(Figure record extracts)
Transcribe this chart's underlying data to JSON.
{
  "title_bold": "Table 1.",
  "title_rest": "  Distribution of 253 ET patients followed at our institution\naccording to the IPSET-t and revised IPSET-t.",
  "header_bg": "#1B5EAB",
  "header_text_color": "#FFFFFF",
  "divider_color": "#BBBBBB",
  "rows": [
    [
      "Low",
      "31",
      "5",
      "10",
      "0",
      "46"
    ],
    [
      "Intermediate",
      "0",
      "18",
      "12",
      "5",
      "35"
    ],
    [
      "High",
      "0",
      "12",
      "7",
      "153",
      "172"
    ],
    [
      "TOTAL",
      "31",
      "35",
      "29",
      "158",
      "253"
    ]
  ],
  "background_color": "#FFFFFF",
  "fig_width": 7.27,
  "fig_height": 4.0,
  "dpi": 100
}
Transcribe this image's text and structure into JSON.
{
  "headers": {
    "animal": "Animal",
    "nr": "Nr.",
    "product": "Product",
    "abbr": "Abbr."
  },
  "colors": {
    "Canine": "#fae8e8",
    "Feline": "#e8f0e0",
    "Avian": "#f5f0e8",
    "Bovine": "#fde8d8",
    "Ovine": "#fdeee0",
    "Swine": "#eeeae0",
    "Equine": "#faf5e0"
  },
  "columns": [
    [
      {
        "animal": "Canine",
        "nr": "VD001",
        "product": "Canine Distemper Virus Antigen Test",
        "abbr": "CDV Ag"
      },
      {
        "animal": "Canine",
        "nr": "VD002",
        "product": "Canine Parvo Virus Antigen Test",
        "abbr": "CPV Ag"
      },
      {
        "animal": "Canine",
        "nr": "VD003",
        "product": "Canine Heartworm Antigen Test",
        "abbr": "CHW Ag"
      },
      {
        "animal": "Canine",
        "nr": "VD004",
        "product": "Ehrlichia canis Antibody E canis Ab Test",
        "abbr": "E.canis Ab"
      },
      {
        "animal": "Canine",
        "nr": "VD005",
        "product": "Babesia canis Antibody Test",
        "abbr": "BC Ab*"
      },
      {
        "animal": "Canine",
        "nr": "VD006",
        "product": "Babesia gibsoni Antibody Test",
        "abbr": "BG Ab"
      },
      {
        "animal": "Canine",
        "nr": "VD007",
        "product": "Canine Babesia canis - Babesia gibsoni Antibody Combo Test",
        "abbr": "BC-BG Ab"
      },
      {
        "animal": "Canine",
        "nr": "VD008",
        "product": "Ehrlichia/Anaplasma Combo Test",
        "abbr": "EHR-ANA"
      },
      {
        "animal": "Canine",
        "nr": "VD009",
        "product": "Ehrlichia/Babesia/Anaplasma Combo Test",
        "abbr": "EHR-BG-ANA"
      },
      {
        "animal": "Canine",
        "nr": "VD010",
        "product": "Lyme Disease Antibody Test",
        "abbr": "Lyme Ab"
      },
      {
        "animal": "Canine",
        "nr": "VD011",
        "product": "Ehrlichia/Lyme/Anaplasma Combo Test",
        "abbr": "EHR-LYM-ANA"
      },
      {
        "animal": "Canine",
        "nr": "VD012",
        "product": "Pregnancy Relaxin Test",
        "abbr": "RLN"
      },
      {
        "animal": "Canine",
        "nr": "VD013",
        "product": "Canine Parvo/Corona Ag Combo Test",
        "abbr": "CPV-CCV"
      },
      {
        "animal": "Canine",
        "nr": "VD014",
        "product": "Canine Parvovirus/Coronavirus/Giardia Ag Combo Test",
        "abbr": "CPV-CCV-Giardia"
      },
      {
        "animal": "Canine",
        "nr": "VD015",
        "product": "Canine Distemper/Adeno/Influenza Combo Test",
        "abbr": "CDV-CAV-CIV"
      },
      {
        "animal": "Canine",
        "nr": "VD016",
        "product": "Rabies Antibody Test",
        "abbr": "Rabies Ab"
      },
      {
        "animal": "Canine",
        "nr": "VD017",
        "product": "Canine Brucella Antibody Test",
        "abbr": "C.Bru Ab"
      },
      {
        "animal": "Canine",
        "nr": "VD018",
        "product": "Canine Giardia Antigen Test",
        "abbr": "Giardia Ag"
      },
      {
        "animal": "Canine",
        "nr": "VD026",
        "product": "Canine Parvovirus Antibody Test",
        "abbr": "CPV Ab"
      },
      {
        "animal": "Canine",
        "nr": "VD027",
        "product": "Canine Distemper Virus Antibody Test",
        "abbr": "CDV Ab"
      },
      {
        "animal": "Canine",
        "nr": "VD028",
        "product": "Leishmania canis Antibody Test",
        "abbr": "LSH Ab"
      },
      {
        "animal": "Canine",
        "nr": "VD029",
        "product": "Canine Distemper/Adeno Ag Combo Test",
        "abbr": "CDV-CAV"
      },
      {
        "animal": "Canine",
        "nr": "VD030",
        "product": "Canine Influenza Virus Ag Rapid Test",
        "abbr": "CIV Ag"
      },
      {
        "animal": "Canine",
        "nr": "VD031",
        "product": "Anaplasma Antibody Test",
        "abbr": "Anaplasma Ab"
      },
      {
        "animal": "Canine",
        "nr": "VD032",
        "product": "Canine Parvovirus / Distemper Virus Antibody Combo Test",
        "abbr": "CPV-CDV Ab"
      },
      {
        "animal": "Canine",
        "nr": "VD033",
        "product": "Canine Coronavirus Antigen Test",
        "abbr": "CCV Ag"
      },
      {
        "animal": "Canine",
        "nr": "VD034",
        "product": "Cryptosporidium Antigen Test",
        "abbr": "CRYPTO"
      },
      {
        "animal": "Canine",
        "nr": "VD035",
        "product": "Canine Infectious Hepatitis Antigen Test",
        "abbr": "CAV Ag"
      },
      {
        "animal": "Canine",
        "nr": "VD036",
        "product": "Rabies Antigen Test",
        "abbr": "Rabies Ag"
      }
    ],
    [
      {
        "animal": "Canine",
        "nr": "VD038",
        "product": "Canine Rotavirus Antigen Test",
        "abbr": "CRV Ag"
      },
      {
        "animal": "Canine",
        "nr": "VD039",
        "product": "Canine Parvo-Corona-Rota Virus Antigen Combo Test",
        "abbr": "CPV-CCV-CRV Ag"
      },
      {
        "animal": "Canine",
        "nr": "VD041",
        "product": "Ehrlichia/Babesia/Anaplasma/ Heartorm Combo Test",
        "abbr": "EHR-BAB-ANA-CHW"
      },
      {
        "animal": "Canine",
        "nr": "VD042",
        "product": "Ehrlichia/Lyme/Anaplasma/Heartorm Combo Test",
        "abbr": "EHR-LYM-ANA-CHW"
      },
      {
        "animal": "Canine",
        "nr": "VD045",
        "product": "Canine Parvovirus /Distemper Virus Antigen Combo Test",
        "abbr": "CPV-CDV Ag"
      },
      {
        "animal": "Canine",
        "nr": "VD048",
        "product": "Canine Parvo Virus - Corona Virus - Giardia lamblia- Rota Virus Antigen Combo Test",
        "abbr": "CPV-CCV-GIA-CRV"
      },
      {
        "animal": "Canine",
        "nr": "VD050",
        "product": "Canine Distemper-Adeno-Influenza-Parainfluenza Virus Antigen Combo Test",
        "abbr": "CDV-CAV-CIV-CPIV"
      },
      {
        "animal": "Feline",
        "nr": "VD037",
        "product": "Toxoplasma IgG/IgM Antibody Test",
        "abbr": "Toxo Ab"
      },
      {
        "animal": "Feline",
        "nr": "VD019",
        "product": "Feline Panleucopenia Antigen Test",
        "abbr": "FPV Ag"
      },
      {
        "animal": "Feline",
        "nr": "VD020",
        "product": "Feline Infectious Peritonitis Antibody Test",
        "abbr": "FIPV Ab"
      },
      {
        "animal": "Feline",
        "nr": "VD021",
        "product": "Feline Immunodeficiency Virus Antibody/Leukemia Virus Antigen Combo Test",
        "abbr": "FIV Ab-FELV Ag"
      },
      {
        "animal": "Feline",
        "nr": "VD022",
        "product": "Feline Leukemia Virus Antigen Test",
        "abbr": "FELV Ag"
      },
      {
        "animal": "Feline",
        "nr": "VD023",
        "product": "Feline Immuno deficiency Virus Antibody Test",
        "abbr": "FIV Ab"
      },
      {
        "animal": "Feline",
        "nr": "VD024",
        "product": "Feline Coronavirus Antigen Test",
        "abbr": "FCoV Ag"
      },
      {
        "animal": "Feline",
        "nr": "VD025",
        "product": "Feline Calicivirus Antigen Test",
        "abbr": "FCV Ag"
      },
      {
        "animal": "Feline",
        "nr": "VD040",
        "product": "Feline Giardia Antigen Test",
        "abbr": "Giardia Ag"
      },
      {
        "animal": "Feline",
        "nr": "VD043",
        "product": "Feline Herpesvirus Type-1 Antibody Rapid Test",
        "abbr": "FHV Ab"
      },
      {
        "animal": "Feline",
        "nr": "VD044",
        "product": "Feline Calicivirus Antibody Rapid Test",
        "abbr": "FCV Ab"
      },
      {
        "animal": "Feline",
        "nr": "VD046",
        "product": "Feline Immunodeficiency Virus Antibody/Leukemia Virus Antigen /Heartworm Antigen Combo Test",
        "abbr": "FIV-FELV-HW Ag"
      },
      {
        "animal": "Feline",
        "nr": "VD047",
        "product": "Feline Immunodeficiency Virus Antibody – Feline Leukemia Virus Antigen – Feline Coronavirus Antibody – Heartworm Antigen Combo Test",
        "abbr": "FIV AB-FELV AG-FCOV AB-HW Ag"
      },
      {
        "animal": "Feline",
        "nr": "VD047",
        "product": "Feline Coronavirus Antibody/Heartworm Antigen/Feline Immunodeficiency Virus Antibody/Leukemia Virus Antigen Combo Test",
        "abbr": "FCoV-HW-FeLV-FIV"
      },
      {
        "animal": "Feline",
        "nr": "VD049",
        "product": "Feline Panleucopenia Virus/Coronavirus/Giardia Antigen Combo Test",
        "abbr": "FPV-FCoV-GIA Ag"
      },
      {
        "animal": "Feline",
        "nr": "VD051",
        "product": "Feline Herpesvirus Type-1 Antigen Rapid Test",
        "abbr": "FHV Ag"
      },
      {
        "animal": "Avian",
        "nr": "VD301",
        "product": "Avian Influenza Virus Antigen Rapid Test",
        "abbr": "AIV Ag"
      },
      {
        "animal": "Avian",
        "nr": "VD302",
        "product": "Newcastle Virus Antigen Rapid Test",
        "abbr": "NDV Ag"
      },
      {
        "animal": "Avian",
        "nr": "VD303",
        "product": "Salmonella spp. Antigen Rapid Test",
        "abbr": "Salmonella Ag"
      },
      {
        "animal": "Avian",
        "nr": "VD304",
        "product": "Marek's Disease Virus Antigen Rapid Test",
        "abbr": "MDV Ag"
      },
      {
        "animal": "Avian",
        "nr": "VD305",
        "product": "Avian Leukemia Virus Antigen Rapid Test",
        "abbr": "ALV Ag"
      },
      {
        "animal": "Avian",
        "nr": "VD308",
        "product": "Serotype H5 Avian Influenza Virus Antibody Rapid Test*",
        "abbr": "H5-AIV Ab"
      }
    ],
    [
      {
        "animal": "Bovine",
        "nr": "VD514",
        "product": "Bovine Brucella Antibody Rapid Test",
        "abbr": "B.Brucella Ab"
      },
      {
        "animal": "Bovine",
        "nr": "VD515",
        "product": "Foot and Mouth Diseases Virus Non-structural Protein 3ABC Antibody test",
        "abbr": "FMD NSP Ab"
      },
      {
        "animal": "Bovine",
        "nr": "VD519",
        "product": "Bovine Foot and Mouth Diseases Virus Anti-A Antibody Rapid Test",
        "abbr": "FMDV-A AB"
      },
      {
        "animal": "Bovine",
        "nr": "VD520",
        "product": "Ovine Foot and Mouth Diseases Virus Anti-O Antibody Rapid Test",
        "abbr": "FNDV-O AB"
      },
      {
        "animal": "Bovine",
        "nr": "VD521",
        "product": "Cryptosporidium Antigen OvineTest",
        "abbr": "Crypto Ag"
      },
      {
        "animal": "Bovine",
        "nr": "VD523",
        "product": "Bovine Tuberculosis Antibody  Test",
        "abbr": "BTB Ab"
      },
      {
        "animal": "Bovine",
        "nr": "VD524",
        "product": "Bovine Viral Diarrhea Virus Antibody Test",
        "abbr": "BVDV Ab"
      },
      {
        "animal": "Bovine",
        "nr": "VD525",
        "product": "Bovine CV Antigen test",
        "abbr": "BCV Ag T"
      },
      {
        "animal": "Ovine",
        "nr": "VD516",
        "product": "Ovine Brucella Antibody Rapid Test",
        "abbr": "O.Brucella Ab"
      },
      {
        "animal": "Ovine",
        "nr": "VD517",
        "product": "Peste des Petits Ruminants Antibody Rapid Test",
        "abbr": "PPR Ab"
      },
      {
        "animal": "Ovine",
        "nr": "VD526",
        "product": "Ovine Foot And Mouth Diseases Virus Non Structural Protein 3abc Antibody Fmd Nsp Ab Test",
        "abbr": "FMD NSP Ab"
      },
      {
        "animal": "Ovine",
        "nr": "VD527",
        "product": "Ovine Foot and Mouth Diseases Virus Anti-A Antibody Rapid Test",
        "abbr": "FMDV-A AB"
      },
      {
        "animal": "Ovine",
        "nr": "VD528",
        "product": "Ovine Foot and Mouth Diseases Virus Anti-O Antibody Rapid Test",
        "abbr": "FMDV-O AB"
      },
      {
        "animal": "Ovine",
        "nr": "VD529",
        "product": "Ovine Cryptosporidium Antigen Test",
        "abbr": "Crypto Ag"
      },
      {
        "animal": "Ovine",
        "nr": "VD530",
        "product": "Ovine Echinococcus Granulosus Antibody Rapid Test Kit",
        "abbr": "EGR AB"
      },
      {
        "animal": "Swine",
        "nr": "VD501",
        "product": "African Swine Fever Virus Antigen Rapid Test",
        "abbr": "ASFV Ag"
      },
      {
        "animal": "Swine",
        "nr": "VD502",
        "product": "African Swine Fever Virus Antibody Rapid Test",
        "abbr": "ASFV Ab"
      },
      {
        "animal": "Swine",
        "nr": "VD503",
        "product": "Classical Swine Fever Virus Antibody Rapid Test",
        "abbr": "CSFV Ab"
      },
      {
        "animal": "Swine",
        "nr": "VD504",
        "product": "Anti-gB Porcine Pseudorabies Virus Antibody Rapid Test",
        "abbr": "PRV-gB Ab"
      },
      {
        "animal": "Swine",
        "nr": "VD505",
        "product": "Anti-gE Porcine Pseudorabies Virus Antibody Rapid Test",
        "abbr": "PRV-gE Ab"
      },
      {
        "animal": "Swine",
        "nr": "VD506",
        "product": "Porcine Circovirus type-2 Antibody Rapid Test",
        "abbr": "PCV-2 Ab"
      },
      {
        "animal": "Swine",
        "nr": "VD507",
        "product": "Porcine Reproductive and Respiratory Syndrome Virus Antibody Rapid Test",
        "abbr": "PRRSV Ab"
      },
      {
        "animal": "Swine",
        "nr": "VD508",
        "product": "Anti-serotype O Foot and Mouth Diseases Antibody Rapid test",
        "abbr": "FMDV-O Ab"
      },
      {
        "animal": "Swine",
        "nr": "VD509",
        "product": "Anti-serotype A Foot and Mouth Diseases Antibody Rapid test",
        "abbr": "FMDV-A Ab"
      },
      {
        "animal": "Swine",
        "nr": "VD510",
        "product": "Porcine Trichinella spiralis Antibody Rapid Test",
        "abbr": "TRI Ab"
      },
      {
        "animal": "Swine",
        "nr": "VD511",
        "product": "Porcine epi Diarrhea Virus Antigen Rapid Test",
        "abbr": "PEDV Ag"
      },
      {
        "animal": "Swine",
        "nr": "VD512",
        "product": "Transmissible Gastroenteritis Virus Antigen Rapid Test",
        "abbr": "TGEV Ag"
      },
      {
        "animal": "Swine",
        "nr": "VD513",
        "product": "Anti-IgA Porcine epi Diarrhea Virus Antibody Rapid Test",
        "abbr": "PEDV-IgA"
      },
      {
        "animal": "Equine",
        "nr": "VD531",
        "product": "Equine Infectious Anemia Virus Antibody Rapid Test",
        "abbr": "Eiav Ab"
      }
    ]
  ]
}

**About this exercise:**
Which lines hold the string "gibsoni"? Copy all of them from the data above.

**Your solution:**
        "product": "Babesia gibsoni Antibody Test",
        "product": "Canine Babesia canis - Babesia gibsoni Antibody Combo Test",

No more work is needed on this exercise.